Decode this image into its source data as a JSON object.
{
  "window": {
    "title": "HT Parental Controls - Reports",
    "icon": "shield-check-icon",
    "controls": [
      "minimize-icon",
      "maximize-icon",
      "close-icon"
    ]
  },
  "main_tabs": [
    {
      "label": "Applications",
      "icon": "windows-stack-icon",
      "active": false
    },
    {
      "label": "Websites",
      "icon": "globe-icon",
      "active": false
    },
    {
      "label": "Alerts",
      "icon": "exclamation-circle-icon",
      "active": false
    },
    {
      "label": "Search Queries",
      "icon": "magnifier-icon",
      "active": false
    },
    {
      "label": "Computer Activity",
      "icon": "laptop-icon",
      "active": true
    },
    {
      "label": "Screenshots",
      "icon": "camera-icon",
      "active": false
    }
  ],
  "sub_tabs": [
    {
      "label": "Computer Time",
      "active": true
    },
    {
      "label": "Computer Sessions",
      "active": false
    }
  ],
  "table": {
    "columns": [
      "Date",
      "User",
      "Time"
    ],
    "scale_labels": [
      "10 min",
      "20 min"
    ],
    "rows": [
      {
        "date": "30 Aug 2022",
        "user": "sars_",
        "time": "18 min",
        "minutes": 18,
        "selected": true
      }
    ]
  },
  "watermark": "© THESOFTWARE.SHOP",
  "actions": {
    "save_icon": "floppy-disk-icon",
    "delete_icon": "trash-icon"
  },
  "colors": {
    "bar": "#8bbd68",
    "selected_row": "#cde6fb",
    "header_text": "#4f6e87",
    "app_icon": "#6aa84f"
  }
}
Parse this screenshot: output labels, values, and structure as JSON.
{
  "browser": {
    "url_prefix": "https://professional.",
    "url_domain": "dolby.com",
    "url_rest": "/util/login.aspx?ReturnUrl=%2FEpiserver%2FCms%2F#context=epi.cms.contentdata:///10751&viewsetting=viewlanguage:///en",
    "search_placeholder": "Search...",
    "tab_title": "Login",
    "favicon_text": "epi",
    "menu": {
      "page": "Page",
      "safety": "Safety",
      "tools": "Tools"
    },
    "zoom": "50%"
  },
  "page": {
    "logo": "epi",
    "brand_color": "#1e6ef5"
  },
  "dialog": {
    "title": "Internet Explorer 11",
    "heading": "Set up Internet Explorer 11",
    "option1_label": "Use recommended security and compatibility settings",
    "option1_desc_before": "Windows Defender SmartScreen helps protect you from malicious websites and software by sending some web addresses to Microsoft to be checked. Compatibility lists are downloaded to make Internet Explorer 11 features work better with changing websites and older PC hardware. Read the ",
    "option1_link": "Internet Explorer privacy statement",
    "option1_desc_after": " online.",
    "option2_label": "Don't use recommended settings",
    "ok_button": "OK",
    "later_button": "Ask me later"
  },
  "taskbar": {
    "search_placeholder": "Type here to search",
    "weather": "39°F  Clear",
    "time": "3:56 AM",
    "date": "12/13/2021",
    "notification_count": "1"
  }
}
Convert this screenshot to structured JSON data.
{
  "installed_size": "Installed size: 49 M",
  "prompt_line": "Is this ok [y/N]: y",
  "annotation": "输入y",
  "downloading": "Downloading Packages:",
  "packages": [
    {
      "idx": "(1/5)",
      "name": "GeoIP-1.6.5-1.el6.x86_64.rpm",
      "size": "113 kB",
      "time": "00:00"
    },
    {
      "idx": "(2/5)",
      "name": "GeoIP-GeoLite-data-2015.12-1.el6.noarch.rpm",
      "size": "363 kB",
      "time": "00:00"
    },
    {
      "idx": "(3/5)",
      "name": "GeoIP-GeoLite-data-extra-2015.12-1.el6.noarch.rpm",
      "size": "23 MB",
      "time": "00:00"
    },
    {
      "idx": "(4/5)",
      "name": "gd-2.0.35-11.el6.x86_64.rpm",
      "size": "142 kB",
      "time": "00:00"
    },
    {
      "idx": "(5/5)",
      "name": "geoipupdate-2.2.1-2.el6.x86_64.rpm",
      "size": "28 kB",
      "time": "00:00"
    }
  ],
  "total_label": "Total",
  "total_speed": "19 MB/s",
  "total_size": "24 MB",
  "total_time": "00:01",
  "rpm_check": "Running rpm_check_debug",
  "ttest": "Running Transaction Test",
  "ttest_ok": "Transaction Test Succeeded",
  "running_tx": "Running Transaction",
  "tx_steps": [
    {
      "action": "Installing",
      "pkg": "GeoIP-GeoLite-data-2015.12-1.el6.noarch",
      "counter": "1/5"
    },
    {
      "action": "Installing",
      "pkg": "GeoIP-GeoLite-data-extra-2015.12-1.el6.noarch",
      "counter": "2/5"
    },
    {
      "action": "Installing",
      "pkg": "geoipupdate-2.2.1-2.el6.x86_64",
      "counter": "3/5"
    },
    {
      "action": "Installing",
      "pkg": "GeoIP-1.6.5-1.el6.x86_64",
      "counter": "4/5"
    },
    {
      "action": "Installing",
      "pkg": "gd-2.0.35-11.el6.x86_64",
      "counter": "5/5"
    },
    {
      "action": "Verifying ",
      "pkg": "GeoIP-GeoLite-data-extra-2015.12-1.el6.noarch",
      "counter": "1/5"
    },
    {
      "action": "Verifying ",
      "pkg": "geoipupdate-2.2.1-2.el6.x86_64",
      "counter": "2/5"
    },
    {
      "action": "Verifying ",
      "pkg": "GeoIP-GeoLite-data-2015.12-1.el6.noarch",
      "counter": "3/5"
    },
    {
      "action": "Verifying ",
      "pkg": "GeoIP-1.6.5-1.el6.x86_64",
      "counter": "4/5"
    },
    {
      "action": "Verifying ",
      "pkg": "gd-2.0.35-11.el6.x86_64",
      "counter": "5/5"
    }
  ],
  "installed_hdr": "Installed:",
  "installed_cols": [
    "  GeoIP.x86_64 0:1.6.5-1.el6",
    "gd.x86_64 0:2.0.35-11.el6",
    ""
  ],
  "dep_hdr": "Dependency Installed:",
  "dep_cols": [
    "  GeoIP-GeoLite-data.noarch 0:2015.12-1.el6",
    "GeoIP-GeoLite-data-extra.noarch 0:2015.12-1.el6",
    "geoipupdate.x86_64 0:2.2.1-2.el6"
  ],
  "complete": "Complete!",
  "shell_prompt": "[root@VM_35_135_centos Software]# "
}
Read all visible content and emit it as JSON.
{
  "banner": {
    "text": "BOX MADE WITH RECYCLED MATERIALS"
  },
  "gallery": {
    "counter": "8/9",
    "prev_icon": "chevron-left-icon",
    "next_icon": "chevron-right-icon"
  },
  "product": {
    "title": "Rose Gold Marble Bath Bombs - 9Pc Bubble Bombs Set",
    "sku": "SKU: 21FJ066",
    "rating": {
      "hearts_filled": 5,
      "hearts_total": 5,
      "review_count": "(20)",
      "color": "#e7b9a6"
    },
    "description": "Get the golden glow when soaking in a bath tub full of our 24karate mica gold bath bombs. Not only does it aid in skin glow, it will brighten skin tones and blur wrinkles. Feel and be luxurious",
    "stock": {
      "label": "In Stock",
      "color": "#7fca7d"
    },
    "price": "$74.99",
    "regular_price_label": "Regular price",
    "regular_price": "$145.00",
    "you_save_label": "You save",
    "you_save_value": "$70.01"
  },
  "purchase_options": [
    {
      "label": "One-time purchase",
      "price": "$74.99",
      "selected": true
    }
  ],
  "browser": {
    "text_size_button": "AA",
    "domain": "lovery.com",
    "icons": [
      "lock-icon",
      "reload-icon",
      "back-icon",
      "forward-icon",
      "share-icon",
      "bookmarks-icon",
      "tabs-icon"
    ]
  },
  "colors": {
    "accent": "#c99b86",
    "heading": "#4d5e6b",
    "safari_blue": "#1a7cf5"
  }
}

- Exercise task
In the data above, count the lines where the word "Computer" appears; reply with the number only.

- Task response
3